-- START OF The records --
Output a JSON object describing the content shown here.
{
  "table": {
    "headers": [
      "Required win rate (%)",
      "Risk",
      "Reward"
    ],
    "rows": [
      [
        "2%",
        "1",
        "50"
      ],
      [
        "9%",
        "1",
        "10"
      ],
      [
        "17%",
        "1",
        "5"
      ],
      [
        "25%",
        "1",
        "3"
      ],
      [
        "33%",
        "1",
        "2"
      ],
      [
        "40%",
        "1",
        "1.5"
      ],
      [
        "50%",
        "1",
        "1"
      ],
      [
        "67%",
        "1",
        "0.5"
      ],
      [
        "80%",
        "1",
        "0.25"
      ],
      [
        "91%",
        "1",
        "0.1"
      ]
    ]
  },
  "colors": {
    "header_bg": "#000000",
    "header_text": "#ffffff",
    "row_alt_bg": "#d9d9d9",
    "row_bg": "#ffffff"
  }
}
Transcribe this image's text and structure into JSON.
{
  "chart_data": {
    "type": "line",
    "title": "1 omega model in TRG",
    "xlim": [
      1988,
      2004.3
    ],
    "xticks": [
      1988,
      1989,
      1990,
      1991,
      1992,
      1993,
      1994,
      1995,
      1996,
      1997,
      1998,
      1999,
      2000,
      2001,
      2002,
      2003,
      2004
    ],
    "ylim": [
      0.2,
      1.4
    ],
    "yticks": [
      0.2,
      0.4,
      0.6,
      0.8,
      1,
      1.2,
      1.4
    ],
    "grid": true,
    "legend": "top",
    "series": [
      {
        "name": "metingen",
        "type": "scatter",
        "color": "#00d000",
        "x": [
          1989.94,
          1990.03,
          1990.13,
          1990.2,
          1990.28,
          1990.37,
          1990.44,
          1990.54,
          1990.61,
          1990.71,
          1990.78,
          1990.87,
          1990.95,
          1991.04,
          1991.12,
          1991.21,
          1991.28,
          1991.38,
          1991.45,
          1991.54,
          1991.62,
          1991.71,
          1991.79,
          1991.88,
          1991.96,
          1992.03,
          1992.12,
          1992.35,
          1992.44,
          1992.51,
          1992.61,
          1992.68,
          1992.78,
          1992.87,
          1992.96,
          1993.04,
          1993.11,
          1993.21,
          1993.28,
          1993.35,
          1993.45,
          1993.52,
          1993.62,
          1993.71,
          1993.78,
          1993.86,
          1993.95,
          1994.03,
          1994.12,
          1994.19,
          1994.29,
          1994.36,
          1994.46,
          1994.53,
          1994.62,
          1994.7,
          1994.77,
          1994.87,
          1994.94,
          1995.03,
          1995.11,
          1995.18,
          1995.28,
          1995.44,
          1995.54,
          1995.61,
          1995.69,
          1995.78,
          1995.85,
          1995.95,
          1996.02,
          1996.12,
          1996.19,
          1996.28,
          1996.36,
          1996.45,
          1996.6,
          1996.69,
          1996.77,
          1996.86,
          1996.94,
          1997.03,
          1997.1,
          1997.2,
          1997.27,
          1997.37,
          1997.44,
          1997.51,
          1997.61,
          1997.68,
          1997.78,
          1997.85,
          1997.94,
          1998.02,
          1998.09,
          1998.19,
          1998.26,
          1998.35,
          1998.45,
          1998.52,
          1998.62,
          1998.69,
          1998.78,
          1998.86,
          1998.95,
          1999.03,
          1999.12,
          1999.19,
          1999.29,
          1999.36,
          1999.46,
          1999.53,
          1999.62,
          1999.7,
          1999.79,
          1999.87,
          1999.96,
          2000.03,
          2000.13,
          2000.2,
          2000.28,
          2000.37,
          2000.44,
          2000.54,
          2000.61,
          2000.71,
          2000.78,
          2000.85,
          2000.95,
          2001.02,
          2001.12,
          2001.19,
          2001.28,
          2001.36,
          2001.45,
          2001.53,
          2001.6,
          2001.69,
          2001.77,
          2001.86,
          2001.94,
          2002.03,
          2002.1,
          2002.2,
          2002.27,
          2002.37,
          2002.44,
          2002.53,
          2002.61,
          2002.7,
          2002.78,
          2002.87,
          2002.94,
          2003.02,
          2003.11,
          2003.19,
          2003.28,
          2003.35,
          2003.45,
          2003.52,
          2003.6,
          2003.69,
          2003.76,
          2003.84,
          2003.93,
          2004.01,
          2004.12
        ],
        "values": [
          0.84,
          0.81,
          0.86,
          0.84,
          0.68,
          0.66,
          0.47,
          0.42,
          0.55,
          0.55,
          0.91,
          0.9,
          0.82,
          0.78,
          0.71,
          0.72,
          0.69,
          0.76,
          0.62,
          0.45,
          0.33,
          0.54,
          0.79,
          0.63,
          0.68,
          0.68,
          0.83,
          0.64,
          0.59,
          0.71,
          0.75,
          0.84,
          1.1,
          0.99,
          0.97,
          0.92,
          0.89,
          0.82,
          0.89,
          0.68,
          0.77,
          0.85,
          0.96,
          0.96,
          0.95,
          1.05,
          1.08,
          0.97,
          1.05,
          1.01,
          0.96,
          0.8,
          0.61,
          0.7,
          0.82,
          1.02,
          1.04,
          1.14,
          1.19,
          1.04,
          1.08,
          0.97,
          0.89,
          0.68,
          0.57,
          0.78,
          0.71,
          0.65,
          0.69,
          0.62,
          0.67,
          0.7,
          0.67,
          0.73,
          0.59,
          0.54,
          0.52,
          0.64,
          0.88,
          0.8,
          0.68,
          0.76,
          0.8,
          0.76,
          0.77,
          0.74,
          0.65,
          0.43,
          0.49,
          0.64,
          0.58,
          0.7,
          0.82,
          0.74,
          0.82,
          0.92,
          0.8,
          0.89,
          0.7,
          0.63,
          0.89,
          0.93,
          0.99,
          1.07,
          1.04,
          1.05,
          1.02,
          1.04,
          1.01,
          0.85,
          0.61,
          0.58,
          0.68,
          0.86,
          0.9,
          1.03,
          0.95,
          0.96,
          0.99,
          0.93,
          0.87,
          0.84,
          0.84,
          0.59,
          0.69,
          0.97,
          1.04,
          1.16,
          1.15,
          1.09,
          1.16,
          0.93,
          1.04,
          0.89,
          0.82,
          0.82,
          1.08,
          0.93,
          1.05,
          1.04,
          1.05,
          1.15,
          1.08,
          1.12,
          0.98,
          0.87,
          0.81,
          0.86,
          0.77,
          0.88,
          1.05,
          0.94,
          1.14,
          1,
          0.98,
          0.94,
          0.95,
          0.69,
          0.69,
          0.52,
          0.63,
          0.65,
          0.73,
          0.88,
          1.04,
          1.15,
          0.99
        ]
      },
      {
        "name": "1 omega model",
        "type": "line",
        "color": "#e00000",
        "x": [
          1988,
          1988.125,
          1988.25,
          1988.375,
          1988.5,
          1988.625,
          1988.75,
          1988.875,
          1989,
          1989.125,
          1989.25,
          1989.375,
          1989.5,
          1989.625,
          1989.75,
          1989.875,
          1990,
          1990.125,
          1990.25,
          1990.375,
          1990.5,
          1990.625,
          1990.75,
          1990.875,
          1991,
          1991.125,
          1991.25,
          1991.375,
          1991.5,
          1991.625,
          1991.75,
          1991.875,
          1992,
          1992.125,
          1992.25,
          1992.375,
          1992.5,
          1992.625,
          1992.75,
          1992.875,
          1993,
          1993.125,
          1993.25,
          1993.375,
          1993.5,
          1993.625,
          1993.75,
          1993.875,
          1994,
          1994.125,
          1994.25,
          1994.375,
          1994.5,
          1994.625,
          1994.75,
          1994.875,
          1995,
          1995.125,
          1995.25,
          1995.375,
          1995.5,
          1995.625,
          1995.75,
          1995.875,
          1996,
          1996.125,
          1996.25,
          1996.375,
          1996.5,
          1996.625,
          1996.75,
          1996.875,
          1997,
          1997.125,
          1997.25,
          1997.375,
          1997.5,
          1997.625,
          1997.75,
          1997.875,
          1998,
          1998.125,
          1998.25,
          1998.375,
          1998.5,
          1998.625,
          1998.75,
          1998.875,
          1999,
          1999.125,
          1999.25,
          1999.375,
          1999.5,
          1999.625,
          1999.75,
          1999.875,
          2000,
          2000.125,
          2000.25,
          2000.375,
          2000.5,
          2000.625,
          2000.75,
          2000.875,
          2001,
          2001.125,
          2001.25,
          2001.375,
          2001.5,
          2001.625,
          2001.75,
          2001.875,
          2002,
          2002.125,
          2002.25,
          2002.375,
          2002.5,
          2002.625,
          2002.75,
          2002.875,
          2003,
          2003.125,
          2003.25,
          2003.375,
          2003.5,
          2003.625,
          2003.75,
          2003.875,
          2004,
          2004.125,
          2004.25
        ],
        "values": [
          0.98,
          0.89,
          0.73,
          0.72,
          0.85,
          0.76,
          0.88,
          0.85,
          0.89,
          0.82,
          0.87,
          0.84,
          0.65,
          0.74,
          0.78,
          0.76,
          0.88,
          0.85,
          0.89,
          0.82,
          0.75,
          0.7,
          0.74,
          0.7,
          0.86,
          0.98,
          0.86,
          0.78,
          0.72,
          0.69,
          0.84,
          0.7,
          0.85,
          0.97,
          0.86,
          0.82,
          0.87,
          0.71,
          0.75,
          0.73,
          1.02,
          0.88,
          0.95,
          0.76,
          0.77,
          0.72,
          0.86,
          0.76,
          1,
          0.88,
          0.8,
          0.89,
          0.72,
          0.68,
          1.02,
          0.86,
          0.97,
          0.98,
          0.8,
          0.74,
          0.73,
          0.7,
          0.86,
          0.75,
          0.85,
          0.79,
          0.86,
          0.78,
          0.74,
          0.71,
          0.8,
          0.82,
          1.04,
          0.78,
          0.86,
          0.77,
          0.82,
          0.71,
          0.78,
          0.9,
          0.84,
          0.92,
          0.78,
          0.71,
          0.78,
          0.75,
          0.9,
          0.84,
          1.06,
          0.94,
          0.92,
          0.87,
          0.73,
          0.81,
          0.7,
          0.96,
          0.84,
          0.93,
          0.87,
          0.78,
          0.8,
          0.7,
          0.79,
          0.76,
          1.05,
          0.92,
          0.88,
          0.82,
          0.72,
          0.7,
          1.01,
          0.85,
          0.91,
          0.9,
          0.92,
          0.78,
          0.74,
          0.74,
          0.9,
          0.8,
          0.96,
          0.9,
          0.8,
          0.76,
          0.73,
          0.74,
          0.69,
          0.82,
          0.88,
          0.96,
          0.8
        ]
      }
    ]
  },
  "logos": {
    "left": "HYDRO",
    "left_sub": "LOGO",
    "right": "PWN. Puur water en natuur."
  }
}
-- END OF The records --
> **What is being asked**:
A number is the only answer here: how many lines of the material above contain "model"?

> **Final result**:
2